> Problem to work on
Answer with a single number: the count of lines that include the string "Batch".

-- begin Materials provided --

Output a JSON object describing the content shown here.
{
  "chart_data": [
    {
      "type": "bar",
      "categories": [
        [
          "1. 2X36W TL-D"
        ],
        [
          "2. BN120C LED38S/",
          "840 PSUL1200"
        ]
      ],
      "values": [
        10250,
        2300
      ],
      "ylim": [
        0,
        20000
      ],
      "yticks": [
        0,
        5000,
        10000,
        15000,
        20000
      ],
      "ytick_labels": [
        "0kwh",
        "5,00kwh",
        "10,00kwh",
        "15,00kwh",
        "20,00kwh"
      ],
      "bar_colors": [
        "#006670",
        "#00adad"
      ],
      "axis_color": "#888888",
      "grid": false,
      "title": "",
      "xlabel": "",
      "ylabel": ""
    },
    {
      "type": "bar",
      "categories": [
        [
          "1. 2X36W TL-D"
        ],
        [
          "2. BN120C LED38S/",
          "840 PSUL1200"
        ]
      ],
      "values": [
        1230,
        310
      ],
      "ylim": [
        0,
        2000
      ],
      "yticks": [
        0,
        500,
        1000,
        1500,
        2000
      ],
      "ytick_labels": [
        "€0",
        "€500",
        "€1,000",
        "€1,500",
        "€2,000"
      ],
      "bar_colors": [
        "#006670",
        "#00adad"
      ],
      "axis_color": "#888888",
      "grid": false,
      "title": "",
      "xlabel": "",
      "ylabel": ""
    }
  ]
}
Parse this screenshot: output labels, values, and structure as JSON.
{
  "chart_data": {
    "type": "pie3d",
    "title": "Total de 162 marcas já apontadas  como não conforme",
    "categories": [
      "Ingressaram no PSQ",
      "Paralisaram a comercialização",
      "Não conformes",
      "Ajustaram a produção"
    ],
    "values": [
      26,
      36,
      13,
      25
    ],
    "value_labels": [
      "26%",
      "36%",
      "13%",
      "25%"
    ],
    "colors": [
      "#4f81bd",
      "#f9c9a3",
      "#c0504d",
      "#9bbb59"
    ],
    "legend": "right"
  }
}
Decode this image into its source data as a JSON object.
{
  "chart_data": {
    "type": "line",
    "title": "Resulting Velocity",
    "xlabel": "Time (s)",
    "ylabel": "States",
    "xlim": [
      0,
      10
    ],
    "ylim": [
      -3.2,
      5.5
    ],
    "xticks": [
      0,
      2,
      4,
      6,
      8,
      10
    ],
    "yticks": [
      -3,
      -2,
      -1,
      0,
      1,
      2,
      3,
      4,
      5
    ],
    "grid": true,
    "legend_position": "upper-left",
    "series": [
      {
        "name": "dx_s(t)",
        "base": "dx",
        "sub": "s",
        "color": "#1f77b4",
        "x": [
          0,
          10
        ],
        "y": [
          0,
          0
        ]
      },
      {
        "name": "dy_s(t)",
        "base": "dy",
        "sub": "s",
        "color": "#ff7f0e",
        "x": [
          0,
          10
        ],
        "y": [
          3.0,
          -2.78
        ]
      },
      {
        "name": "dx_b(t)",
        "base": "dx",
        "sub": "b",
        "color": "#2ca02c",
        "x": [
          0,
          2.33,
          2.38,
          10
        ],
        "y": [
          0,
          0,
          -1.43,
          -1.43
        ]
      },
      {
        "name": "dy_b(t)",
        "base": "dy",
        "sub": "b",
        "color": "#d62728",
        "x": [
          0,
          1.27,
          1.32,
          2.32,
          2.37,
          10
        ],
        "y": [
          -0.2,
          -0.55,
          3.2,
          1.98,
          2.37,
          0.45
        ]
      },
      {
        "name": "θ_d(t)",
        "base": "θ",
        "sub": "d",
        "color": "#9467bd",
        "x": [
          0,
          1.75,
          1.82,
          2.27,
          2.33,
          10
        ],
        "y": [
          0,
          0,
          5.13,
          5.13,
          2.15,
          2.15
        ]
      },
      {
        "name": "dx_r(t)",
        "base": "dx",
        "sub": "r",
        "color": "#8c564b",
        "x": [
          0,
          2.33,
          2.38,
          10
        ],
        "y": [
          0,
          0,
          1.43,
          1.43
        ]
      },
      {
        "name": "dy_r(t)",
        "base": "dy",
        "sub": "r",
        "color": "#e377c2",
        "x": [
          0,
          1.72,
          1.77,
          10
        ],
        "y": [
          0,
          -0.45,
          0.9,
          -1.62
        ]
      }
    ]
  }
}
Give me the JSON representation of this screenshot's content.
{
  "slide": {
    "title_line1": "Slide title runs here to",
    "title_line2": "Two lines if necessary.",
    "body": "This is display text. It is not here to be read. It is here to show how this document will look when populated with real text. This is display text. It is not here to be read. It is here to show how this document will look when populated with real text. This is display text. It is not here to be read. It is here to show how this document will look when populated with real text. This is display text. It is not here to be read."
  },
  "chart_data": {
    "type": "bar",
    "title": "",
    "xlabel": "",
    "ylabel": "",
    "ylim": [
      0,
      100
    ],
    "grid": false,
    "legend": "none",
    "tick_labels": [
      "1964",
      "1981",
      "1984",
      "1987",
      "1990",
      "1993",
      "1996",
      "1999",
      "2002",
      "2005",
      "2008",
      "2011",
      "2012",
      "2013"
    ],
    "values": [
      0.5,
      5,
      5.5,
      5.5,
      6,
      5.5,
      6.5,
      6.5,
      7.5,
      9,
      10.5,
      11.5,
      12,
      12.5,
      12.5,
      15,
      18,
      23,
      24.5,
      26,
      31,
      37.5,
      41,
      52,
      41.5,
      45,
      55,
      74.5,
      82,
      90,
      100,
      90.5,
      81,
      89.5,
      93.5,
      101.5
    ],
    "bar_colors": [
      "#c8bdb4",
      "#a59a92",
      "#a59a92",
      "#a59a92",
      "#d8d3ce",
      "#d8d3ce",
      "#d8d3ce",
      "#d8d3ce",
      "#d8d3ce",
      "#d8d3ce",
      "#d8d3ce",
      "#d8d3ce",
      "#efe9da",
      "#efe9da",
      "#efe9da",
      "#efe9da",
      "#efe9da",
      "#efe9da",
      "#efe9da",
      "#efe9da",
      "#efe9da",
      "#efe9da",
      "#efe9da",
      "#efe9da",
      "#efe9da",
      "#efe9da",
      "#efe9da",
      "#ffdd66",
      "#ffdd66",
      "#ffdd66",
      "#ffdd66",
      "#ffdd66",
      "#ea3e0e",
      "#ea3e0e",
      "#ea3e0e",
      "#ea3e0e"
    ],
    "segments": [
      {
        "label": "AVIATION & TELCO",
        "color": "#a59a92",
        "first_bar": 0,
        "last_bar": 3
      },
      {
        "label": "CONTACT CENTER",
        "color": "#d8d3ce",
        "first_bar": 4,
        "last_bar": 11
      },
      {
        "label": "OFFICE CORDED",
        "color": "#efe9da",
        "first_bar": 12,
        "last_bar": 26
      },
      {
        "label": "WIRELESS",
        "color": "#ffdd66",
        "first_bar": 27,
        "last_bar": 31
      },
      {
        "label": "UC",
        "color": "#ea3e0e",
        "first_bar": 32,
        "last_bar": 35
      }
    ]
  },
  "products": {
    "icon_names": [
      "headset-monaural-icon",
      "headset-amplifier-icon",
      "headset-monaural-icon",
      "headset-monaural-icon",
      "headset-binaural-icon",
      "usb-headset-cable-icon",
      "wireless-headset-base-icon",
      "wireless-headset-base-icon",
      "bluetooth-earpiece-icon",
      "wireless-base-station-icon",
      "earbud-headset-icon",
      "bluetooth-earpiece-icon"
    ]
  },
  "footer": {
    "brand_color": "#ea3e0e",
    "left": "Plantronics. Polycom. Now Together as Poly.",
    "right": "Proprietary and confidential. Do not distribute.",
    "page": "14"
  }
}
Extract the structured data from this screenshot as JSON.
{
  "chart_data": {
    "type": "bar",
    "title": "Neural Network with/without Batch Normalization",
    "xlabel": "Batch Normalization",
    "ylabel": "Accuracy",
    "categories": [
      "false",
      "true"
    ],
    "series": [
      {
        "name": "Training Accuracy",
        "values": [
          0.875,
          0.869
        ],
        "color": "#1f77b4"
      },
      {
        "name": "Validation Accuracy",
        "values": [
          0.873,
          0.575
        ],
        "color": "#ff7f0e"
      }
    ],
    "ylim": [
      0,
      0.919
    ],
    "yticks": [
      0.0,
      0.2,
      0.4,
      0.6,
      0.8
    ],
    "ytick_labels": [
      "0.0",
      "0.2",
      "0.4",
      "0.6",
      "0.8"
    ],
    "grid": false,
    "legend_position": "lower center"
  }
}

-- end Materials provided --

> Reply to the task
2